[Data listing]
## BEGIN

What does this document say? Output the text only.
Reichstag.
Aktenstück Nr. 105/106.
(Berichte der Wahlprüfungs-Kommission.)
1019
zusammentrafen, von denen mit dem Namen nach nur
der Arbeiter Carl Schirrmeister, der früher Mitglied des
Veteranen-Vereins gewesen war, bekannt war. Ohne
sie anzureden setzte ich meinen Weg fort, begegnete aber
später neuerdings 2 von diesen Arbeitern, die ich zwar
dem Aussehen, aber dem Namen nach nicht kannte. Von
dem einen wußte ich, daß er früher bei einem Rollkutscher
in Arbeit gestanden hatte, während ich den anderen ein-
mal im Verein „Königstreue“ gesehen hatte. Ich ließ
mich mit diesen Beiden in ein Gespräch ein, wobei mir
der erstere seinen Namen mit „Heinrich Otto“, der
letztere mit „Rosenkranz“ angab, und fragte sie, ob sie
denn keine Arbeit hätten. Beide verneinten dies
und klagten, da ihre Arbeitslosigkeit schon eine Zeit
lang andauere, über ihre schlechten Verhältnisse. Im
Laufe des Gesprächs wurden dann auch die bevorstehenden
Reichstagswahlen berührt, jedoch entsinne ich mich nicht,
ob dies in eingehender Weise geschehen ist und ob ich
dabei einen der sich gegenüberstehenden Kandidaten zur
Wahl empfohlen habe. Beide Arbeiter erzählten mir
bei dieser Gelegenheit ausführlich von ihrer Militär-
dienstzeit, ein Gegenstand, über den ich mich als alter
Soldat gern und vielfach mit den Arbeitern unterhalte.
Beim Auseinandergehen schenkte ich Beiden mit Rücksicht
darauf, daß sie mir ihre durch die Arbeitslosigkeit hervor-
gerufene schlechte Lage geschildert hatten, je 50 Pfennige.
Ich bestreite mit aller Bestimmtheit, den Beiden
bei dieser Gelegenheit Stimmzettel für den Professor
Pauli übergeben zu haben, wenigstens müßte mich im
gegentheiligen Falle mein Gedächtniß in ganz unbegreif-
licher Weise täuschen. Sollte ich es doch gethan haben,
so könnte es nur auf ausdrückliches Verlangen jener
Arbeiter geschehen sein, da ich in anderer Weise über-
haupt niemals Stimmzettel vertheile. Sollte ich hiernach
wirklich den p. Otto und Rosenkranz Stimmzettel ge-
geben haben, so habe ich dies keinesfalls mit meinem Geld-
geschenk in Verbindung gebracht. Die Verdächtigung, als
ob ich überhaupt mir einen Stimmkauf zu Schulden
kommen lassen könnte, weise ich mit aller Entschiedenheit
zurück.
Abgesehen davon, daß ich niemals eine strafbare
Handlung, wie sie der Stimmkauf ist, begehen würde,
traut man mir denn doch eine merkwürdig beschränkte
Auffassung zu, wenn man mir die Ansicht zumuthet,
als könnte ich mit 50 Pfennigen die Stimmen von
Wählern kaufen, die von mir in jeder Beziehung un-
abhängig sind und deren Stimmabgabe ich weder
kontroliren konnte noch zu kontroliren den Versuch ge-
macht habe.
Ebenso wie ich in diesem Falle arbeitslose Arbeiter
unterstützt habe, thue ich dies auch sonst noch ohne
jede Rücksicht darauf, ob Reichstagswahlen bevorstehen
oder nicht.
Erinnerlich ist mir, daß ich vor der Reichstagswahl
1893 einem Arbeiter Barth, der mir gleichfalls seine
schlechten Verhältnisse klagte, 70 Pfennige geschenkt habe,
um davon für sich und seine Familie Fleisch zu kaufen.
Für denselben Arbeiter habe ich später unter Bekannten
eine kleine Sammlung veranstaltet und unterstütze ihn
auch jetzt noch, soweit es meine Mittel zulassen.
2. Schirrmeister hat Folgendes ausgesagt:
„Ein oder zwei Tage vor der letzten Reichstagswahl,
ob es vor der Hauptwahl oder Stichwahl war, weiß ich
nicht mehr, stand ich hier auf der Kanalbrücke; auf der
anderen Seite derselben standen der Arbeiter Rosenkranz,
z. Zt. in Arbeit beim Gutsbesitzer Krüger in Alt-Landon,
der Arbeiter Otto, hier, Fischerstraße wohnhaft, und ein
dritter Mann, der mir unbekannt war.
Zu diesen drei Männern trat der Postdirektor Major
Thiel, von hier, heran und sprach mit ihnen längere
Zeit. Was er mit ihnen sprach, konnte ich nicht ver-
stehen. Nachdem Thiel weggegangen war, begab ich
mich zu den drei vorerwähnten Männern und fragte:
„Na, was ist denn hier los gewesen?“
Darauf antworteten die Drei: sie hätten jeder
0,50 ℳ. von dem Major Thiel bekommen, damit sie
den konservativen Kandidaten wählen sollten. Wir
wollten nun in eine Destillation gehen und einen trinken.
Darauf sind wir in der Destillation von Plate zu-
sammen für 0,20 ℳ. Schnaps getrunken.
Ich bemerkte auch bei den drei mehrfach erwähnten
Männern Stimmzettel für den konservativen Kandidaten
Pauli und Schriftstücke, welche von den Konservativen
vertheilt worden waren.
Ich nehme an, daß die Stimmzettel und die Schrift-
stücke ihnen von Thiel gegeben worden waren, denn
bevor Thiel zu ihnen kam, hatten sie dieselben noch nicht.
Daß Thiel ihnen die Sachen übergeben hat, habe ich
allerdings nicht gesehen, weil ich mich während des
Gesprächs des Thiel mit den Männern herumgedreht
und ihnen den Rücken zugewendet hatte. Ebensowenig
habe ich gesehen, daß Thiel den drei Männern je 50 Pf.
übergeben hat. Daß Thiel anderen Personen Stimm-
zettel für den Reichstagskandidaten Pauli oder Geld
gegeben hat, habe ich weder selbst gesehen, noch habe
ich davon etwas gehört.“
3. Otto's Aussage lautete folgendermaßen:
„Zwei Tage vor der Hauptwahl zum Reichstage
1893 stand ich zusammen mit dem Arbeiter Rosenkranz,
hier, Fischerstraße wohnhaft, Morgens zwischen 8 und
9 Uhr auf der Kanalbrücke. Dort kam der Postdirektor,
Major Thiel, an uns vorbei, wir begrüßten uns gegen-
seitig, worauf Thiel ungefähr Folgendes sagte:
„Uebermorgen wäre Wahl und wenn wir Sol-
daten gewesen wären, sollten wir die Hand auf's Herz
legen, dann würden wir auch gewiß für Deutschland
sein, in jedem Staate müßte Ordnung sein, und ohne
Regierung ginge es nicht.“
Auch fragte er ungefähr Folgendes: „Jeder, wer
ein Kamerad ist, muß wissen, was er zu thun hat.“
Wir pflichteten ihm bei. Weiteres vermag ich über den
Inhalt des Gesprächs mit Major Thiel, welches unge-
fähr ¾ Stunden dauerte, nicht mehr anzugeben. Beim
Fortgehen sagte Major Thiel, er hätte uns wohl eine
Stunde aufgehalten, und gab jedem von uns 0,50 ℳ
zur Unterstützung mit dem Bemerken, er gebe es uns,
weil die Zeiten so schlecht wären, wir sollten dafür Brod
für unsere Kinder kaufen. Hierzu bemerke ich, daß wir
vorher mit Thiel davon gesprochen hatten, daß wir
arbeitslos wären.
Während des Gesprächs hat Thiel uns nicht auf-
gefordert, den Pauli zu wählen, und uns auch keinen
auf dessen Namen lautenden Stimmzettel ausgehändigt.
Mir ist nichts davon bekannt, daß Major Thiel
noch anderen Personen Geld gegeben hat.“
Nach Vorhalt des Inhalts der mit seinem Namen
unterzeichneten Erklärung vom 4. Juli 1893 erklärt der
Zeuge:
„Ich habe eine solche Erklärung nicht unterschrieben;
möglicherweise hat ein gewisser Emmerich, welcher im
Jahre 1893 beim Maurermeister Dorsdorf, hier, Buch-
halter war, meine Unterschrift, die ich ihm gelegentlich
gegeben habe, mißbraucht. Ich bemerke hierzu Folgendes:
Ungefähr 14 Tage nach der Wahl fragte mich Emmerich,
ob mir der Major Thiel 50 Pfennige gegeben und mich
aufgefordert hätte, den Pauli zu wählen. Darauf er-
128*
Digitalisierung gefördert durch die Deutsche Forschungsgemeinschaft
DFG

## END

▶ **Your task**: Report every line containing the word "Personen" from the listing above.

▶ **Solution**:
übergeben hat. Daß Thiel anderen Personen Stimm-
noch anderen Personen Geld gegeben hat.“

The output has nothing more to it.